__STORED ROWS__.
· · · ·

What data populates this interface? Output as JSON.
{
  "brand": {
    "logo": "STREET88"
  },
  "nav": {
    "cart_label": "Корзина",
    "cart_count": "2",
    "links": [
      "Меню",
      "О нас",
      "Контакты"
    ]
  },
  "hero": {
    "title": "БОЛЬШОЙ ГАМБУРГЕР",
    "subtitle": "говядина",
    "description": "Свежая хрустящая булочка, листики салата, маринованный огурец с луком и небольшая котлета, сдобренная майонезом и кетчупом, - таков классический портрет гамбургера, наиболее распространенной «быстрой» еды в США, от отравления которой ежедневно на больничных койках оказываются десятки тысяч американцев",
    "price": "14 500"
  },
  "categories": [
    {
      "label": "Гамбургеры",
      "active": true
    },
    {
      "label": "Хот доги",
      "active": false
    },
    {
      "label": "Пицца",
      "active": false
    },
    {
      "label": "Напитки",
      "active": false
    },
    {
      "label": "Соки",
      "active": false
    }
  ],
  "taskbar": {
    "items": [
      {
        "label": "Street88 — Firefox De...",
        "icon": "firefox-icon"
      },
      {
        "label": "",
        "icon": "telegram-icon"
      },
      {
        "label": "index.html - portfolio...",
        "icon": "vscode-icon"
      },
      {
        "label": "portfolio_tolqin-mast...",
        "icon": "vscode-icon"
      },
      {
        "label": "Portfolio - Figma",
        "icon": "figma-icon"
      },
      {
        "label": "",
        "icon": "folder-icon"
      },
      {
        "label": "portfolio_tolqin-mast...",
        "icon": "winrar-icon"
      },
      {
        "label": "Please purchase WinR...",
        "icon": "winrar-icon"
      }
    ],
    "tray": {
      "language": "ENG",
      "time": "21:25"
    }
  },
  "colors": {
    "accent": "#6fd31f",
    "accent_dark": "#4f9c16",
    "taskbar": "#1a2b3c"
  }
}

· · · ·

__AIM__. Exactly reproduce every line found in the records.

__ANSWER TO THE EXERCISE__.
What data populates this interface? Output as JSON.
{
  "brand": {
    "logo": "STREET88"
  },
  "nav": {
    "cart_label": "Корзина",
    "cart_count": "2",
    "links": [
      "Меню",
      "О нас",
      "Контакты"
    ]
  },
  "hero": {
    "title": "БОЛЬШОЙ ГАМБУРГЕР",
    "subtitle": "говядина",
    "description": "Свежая хрустящая булочка, листики салата, маринованный огурец с луком и небольшая котлета, сдобренная майонезом и кетчупом, - таков классический портрет гамбургера, наиболее распространенной «быстрой» еды в США, от отравления которой ежедневно на больничных койках оказываются десятки тысяч американцев",
    "price": "14 500"
  },
  "categories": [
    {
      "label": "Гамбургеры",
      "active": true
    },
    {
      "label": "Хот доги",
      "active": false
    },
    {
      "label": "Пицца",
      "active": false
    },
    {
      "label": "Напитки",
      "active": false
    },
    {
      "label": "Соки",
      "active": false
    }
  ],
  "taskbar": {
    "items": [
      {
        "label": "Street88 — Firefox De...",
        "icon": "firefox-icon"
      },
      {
        "label": "",
        "icon": "telegram-icon"
      },
      {
        "label": "index.html - portfolio...",
        "icon": "vscode-icon"
      },
      {
        "label": "portfolio_tolqin-mast...",
        "icon": "vscode-icon"
      },
      {
        "label": "Portfolio - Figma",
        "icon": "figma-icon"
      },
      {
        "label": "",
        "icon": "folder-icon"
      },
      {
        "label": "portfolio_tolqin-mast...",
        "icon": "winrar-icon"
      },
      {
        "label": "Please purchase WinR...",
        "icon": "winrar-icon"
      }
    ],
    "tray": {
      "language": "ENG",
      "time": "21:25"
    }
  },
  "colors": {
    "accent": "#6fd31f",
    "accent_dark": "#4f9c16",
    "taskbar": "#1a2b3c"
  }
}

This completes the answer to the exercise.